Su último día, tengo la impresión, se la pasó feliz. Era cumpleaños de mi hermana Lucía y fuimos a desayunar a Sumiya. Llevaba varios días cuidándose por aquello de la diabetes y el ácido úrico. Sin embargo, esa mañana se dio un atracón como hacía mucho tiempo no se lo daba. En ese momento, era mi papá un hombre refinado que había sido gordo y ahora flaco, con setenta kilos menos de los que había pesado en sus buenas épocas. Durante el desayuno platicamos de las ausentes ese día: mi mamá, en Nicaragua tomado algunos cursos de una maestría y la Titi, mi hermana menor, en Alemania, haciendo prácticas en algún hospital perdido de la selva negra. Una coincidencia era que la Titi se fuera el miércoles anterior a su fallecimiento para pasar seis meses en Alemania y mi mamá el último domingo a Nicaragua, donde estaría sólo un par de semanas. Como mi papá sabía que las llamadas a Alemania serían sumamente caras, se vio obligado a comprar una computadora y comunicarse por correo electrónico con su hija. Sería la primera vez que navegaría y mandaría mensajes por el ciberespacio. Era entonces mi padre un hombre práctico que compró una computadora y en su vida envió sólo un mensaje, dirigido a su hija en Alemania, para decirle que la quería mucho y la extrañaba.

Tareas =>
• a. Según el fragmento, ¿cuántos kilos menos pesaba el papá comparado con sus buenas épocas?
• b. Traduce al inglés esta oración del fragmento: "Sería la primera vez que navegaría y mandaría mensajes por el ciberespacio."
Las líneas no hacen falta para resolver nada.

Datos aportados =>
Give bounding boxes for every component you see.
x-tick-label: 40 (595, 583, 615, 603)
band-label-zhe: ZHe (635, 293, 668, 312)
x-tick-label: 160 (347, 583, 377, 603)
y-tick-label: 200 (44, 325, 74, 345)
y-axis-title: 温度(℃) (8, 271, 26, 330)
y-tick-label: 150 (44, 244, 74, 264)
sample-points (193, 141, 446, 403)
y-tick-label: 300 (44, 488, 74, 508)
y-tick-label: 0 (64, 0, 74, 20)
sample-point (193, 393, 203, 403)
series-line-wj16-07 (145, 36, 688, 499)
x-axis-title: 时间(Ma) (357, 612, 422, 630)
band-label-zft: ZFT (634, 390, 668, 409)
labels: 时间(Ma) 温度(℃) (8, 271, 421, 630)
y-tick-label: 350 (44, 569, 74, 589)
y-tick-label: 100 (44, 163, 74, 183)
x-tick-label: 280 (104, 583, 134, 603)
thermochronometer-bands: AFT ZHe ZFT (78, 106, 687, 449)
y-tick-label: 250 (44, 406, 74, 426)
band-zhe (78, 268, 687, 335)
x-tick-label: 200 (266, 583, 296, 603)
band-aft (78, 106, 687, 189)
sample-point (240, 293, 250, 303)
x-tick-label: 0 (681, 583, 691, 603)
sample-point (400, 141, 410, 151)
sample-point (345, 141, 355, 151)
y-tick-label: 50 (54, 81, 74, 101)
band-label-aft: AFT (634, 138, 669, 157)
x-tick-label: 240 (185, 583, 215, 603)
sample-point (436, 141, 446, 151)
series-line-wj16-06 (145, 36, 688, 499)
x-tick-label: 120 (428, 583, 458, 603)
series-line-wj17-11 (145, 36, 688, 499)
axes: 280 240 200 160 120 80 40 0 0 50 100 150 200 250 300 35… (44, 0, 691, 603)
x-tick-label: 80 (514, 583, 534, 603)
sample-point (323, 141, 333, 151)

Resultados =>
• a. Setenta kilos menos.

• b. It would be the first time he would browse and send messages through cyberspace.